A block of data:
================

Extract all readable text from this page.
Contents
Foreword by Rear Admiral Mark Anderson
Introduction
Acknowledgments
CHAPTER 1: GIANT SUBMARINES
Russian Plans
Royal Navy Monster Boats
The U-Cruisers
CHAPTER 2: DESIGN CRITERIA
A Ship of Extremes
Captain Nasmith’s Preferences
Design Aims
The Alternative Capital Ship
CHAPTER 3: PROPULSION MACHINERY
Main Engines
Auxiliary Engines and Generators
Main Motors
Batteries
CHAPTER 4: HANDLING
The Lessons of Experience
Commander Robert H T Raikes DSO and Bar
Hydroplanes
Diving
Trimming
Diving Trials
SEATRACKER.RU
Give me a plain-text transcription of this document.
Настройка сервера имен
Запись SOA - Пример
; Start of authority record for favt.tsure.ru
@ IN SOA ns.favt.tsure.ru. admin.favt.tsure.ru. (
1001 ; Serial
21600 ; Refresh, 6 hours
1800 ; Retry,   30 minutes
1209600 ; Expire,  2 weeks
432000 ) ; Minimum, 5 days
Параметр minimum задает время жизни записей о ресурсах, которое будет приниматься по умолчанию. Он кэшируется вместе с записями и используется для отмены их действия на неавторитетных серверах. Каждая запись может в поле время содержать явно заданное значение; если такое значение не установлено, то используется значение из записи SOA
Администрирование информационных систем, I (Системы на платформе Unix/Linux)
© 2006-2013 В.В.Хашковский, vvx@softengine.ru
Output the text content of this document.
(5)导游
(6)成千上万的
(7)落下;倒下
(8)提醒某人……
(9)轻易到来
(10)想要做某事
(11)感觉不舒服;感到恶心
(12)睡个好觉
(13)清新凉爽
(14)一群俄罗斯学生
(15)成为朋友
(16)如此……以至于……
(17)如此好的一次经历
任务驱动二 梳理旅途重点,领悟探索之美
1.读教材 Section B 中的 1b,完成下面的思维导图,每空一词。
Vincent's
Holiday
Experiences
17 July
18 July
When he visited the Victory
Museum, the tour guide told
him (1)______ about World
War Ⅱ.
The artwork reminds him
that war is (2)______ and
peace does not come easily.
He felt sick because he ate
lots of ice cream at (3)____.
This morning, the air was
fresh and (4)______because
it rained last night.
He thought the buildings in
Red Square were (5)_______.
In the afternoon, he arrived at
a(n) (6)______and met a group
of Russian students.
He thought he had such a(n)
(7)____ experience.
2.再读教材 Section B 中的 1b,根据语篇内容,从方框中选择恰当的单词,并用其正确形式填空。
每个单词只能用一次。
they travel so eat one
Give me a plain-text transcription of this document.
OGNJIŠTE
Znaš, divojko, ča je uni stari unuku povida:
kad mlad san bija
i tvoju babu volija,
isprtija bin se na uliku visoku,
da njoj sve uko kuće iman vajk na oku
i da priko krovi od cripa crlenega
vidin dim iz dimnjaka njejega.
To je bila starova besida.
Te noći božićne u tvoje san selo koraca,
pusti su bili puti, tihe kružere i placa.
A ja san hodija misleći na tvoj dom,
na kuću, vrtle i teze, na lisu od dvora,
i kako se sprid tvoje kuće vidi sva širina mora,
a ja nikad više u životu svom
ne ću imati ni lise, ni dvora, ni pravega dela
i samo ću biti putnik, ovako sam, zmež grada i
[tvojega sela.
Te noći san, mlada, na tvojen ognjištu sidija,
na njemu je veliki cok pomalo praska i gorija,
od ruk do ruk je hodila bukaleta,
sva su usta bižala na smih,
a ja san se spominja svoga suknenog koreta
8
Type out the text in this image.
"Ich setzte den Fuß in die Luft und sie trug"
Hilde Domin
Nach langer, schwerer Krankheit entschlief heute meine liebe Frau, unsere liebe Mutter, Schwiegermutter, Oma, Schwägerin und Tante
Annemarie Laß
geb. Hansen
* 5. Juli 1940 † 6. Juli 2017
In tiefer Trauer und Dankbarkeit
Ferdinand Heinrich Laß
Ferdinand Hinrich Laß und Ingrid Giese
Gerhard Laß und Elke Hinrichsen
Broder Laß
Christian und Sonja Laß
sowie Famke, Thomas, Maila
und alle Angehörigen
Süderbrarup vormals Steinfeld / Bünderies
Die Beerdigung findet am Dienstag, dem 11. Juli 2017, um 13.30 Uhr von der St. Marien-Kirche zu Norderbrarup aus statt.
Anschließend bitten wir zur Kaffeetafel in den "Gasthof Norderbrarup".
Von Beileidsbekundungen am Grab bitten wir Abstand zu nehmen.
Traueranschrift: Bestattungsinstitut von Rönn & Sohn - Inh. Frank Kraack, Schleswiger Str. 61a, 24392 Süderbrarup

================

**Instructions for the task:**
From the listing above, copy every line that holds the string "Engines".

**Response to the task:**
Main Engines
Auxiliary Engines and Generators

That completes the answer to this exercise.